Problem statement: Pull out every line of the items below that contains the string "EXIT", and copy each one in full.

-- BEGIN --

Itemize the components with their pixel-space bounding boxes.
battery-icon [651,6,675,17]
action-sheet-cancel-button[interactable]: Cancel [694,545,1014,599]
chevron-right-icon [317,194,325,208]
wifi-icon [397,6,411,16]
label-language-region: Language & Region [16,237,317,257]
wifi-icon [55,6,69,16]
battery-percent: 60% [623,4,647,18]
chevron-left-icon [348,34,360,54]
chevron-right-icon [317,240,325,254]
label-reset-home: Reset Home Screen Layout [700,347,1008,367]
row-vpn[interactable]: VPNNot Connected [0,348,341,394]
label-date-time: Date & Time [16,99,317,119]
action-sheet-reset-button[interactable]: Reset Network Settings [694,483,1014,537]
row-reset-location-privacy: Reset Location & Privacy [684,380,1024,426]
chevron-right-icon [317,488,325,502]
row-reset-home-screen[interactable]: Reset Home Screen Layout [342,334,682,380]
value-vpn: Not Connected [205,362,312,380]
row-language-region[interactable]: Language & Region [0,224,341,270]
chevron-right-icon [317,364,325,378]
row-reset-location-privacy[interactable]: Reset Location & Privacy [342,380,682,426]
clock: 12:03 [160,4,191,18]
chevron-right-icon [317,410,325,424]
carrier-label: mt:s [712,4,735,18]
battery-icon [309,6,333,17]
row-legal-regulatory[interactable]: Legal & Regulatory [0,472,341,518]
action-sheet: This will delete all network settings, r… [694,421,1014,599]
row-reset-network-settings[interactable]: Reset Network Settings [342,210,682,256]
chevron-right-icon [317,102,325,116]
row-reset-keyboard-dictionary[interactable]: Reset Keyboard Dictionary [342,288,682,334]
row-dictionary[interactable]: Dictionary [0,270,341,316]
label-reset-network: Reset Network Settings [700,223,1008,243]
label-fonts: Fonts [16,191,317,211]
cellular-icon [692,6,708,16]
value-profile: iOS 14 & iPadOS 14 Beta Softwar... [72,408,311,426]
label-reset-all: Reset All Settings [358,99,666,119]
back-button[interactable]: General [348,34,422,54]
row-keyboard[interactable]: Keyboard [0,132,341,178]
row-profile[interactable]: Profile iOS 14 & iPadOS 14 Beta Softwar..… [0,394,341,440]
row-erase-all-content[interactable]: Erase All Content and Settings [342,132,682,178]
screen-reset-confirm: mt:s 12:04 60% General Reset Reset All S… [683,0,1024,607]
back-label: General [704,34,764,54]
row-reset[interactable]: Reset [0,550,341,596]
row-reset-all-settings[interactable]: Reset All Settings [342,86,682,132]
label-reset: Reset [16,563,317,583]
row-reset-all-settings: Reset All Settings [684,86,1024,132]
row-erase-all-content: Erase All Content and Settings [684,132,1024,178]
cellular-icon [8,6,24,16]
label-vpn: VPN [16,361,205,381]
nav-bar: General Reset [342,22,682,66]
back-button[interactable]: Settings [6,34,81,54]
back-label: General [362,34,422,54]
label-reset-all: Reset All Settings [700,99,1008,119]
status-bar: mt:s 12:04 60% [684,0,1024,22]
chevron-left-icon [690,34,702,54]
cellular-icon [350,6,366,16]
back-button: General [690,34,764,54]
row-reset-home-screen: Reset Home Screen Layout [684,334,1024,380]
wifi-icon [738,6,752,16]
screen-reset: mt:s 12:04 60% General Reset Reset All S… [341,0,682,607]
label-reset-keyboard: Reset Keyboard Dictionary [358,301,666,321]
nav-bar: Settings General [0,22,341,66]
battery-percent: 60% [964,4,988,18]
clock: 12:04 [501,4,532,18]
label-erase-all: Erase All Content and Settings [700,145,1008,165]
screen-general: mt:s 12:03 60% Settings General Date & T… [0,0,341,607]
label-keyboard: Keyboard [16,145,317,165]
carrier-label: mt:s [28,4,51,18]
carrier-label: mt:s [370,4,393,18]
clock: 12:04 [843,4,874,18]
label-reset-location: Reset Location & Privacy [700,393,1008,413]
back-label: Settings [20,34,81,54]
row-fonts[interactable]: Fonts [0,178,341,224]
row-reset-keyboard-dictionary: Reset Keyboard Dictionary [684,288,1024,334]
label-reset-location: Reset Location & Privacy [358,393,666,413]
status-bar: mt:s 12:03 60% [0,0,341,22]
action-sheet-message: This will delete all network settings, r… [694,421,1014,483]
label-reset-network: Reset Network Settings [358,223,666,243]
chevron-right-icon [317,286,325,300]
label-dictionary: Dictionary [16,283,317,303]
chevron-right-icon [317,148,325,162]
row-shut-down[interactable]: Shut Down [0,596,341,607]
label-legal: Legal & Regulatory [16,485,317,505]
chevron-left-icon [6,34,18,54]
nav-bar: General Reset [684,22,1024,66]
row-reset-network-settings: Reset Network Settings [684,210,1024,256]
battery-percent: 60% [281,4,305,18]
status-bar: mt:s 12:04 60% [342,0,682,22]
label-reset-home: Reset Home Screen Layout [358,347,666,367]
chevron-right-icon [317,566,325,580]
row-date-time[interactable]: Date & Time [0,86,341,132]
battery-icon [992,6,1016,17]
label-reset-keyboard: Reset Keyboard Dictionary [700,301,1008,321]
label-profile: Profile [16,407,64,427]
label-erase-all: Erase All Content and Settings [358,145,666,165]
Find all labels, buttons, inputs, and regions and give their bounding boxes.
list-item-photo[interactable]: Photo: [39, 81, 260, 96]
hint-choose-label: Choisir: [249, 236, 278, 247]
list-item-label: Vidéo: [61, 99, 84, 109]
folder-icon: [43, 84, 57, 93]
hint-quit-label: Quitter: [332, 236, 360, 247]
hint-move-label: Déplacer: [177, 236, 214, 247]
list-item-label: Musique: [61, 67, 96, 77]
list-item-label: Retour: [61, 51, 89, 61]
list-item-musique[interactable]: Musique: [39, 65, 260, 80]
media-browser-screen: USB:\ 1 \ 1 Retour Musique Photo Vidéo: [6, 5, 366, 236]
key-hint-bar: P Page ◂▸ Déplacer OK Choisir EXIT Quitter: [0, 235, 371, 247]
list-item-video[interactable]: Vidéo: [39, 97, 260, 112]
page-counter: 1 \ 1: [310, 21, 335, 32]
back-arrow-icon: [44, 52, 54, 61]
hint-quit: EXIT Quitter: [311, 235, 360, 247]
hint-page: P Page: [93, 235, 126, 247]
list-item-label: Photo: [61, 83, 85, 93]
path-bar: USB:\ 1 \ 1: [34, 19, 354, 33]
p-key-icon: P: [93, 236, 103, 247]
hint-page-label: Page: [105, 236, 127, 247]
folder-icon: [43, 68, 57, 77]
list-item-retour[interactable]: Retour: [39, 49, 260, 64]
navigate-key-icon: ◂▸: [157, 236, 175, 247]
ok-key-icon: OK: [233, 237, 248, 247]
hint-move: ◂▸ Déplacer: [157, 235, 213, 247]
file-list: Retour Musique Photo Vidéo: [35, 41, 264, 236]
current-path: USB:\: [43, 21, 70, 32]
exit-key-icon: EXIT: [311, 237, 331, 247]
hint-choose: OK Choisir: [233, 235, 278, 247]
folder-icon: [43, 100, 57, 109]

-- END --

Full response:
key-hint-bar: P Page ◂▸ Déplacer OK Choisir EXIT Quitter: [0, 235, 371, 247]
hint-quit: EXIT Quitter: [311, 235, 360, 247]
exit-key-icon: EXIT: [311, 237, 331, 247]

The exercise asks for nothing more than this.